TASK DIRECTIONS
Reproduce the entries below, substituting "x-axis-label" for each occurrence of "x-tick-label" and leaving everything else unchanged.

DATA ROWS

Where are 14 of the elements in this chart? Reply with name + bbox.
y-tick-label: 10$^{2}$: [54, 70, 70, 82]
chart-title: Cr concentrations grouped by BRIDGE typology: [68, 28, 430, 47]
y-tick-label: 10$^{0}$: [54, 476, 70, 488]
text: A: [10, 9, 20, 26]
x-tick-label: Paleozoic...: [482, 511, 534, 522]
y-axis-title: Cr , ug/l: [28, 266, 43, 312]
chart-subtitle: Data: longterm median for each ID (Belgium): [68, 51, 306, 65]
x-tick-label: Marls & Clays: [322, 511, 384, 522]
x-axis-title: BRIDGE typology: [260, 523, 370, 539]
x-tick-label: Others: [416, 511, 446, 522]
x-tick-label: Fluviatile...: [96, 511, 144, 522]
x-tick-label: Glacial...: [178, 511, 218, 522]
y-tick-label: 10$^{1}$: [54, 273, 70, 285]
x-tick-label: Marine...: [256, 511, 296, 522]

EXERCISE RESPONSE
Where are 14 of the elements in this chart? Reply with name + bbox.
y-tick-label: 10$^{2}$: [54, 70, 70, 82]
chart-title: Cr concentrations grouped by BRIDGE typology: [68, 28, 430, 47]
y-tick-label: 10$^{0}$: [54, 476, 70, 488]
text: A: [10, 9, 20, 26]
x-axis-label: Paleozoic...: [482, 511, 534, 522]
y-axis-title: Cr , ug/l: [28, 266, 43, 312]
chart-subtitle: Data: longterm median for each ID (Belgium): [68, 51, 306, 65]
x-axis-label: Marls & Clays: [322, 511, 384, 522]
x-axis-title: BRIDGE typology: [260, 523, 370, 539]
x-axis-label: Others: [416, 511, 446, 522]
x-axis-label: Fluviatile...: [96, 511, 144, 522]
x-axis-label: Glacial...: [178, 511, 218, 522]
y-tick-label: 10$^{1}$: [54, 273, 70, 285]
x-axis-label: Marine...: [256, 511, 296, 522]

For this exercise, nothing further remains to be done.